## start Task inputs

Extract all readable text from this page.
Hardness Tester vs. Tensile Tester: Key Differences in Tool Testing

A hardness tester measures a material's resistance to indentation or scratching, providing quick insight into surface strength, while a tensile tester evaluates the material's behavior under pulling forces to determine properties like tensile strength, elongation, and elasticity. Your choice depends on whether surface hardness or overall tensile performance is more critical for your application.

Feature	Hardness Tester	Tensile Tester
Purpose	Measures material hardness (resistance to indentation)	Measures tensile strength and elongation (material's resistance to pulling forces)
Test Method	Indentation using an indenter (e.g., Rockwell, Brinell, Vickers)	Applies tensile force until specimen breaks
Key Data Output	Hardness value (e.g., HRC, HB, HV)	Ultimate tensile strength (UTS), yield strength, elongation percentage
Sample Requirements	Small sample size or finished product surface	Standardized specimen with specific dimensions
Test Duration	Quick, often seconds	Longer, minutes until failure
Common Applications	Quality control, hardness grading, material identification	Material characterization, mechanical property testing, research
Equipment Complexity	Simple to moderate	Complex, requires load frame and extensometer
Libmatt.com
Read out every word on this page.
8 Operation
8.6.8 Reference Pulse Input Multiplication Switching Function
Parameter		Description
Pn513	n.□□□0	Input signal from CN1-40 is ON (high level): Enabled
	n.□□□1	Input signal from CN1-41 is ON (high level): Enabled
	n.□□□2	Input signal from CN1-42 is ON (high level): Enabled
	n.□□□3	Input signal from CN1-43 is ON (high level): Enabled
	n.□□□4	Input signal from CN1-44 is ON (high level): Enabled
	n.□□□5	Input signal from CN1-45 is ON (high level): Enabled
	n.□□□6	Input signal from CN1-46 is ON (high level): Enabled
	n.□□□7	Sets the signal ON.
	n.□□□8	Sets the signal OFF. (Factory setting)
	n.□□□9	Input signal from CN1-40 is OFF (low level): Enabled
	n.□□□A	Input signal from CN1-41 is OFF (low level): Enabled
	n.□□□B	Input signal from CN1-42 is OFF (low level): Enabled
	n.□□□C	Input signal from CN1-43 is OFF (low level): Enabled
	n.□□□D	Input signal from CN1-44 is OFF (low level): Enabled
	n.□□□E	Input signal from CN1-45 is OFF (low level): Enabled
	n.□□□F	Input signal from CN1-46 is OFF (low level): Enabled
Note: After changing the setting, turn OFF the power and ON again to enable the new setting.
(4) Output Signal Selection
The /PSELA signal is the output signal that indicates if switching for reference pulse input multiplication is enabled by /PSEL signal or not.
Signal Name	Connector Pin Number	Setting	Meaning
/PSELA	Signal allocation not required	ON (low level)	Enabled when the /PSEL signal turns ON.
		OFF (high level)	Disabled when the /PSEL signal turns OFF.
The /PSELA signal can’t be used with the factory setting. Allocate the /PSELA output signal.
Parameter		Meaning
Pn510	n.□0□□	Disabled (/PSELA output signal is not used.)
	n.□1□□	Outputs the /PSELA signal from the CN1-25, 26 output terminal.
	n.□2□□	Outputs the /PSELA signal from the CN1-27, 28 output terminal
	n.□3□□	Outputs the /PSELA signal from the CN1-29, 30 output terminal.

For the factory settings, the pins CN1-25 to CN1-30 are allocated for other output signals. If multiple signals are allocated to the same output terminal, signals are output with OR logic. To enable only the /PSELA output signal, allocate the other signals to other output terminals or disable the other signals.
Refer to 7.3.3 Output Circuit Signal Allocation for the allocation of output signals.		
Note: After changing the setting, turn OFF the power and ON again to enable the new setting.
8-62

## end Task inputs

Transcribe the data above in full, exactly.

Extract all readable text from this page.
Hardness Tester vs. Tensile Tester: Key Differences in Tool Testing

A hardness tester measures a material's resistance to indentation or scratching, providing quick insight into surface strength, while a tensile tester evaluates the material's behavior under pulling forces to determine properties like tensile strength, elongation, and elasticity. Your choice depends on whether surface hardness or overall tensile performance is more critical for your application.

Feature	Hardness Tester	Tensile Tester
Purpose	Measures material hardness (resistance to indentation)	Measures tensile strength and elongation (material's resistance to pulling forces)
Test Method	Indentation using an indenter (e.g., Rockwell, Brinell, Vickers)	Applies tensile force until specimen breaks
Key Data Output	Hardness value (e.g., HRC, HB, HV)	Ultimate tensile strength (UTS), yield strength, elongation percentage
Sample Requirements	Small sample size or finished product surface	Standardized specimen with specific dimensions
Test Duration	Quick, often seconds	Longer, minutes until failure
Common Applications	Quality control, hardness grading, material identification	Material characterization, mechanical property testing, research
Equipment Complexity	Simple to moderate	Complex, requires load frame and extensometer
Libmatt.com
Read out every word on this page.
8 Operation
8.6.8 Reference Pulse Input Multiplication Switching Function
Parameter		Description
Pn513	n.□□□0	Input signal from CN1-40 is ON (high level): Enabled
	n.□□□1	Input signal from CN1-41 is ON (high level): Enabled
	n.□□□2	Input signal from CN1-42 is ON (high level): Enabled
	n.□□□3	Input signal from CN1-43 is ON (high level): Enabled
	n.□□□4	Input signal from CN1-44 is ON (high level): Enabled
	n.□□□5	Input signal from CN1-45 is ON (high level): Enabled
	n.□□□6	Input signal from CN1-46 is ON (high level): Enabled
	n.□□□7	Sets the signal ON.
	n.□□□8	Sets the signal OFF. (Factory setting)
	n.□□□9	Input signal from CN1-40 is OFF (low level): Enabled
	n.□□□A	Input signal from CN1-41 is OFF (low level): Enabled
	n.□□□B	Input signal from CN1-42 is OFF (low level): Enabled
	n.□□□C	Input signal from CN1-43 is OFF (low level): Enabled
	n.□□□D	Input signal from CN1-44 is OFF (low level): Enabled
	n.□□□E	Input signal from CN1-45 is OFF (low level): Enabled
	n.□□□F	Input signal from CN1-46 is OFF (low level): Enabled
Note: After changing the setting, turn OFF the power and ON again to enable the new setting.
(4) Output Signal Selection
The /PSELA signal is the output signal that indicates if switching for reference pulse input multiplication is enabled by /PSEL signal or not.
Signal Name	Connector Pin Number	Setting	Meaning
/PSELA	Signal allocation not required	ON (low level)	Enabled when the /PSEL signal turns ON.
		OFF (high level)	Disabled when the /PSEL signal turns OFF.
The /PSELA signal can’t be used with the factory setting. Allocate the /PSELA output signal.
Parameter		Meaning
Pn510	n.□0□□	Disabled (/PSELA output signal is not used.)
	n.□1□□	Outputs the /PSELA signal from the CN1-25, 26 output terminal.
	n.□2□□	Outputs the /PSELA signal from the CN1-27, 28 output terminal
	n.□3□□	Outputs the /PSELA signal from the CN1-29, 30 output terminal.

For the factory settings, the pins CN1-25 to CN1-30 are allocated for other output signals. If multiple signals are allocated to the same output terminal, signals are output with OR logic. To enable only the /PSELA output signal, allocate the other signals to other output terminals or disable the other signals.
Refer to 7.3.3 Output Circuit Signal Allocation for the allocation of output signals.		
Note: After changing the setting, turn OFF the power and ON again to enable the new setting.
8-62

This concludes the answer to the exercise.